### [Aim of the task]
Identify the lines containing the word "Samlet". Copy each one.

### [Data entries]
────────────────

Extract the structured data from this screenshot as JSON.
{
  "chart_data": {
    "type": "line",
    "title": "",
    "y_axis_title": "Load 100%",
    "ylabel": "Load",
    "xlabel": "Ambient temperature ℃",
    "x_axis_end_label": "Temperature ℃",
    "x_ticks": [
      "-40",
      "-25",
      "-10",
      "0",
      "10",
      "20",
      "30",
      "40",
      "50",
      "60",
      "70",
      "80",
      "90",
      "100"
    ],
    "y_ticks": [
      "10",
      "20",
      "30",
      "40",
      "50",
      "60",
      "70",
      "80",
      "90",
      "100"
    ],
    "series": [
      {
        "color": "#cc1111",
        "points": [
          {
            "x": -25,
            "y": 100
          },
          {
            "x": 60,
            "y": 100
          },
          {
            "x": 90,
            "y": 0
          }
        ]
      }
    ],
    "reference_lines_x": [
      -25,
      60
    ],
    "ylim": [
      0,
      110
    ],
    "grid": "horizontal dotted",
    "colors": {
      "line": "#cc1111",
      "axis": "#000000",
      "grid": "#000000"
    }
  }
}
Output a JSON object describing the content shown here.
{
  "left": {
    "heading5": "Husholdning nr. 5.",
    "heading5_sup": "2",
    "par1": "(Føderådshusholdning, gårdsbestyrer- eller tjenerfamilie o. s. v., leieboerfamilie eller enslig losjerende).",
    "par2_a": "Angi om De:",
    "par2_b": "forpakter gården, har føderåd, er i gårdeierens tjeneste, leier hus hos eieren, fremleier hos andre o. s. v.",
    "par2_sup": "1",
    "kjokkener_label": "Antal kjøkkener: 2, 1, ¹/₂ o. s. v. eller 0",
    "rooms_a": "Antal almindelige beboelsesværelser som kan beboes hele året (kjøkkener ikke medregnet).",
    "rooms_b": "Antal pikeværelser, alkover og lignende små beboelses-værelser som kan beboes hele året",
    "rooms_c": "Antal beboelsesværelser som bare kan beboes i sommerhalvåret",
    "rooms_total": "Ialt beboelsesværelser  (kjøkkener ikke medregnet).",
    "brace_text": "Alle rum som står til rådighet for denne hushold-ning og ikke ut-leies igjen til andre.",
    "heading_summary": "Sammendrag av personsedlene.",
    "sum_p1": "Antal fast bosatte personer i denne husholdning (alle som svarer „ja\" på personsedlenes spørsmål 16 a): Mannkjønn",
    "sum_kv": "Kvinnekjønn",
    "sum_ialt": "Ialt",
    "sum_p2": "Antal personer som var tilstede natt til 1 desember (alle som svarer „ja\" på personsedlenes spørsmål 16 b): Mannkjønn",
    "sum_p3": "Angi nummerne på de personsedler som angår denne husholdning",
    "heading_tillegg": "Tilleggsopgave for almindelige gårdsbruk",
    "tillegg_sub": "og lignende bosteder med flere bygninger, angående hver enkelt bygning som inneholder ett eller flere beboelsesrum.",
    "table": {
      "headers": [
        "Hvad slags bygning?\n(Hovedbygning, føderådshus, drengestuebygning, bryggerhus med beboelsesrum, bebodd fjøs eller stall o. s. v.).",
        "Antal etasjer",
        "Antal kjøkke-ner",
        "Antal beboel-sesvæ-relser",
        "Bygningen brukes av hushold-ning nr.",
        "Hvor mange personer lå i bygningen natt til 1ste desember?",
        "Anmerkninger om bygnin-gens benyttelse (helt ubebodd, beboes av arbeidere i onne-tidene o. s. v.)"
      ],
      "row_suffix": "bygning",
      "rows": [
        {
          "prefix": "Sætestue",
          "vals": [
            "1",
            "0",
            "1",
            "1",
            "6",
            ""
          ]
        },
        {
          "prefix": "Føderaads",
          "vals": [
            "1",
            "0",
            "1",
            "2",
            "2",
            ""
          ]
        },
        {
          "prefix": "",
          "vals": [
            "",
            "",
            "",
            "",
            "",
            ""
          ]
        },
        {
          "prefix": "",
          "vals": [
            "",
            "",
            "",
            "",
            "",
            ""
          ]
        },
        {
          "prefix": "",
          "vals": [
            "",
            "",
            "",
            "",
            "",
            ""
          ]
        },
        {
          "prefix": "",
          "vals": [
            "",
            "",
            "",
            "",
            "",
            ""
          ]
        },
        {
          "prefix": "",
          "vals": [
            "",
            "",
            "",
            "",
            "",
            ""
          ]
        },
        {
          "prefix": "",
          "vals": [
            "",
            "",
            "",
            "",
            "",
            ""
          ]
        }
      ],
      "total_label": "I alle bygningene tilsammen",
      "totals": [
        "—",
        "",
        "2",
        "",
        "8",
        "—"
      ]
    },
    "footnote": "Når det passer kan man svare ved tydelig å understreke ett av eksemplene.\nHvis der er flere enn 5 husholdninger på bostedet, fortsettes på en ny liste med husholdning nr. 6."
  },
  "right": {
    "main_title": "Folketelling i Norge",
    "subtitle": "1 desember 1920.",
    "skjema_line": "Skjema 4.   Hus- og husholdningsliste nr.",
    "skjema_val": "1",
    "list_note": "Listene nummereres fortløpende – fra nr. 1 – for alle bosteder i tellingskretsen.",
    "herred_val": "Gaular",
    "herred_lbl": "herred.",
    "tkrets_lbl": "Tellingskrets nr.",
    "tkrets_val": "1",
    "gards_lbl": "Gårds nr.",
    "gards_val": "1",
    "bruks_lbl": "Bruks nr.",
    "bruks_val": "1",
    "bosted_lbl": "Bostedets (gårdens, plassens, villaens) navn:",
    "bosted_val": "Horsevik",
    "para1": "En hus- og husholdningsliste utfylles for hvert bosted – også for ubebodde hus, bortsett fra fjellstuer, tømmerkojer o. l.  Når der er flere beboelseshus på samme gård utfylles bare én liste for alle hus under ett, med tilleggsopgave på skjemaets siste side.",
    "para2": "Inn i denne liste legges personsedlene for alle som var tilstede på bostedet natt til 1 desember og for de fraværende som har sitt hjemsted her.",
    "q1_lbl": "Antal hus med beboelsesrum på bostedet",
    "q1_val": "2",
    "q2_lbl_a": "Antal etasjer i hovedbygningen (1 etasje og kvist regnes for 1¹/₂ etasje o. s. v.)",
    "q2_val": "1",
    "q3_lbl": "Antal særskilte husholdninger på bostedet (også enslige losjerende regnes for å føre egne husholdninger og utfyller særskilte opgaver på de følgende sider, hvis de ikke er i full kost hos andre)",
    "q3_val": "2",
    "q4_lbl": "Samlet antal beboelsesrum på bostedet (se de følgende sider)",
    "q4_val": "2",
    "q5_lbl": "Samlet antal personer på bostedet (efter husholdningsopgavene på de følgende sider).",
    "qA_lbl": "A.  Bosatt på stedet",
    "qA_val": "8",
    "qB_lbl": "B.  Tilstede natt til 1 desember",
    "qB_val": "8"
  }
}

────────────────

### [Task solution]
    "q4_lbl": "Samlet antal beboelsesrum på bostedet (se de følgende sider)",
    "q5_lbl": "Samlet antal personer på bostedet (efter husholdningsopgavene på de følgende sider).",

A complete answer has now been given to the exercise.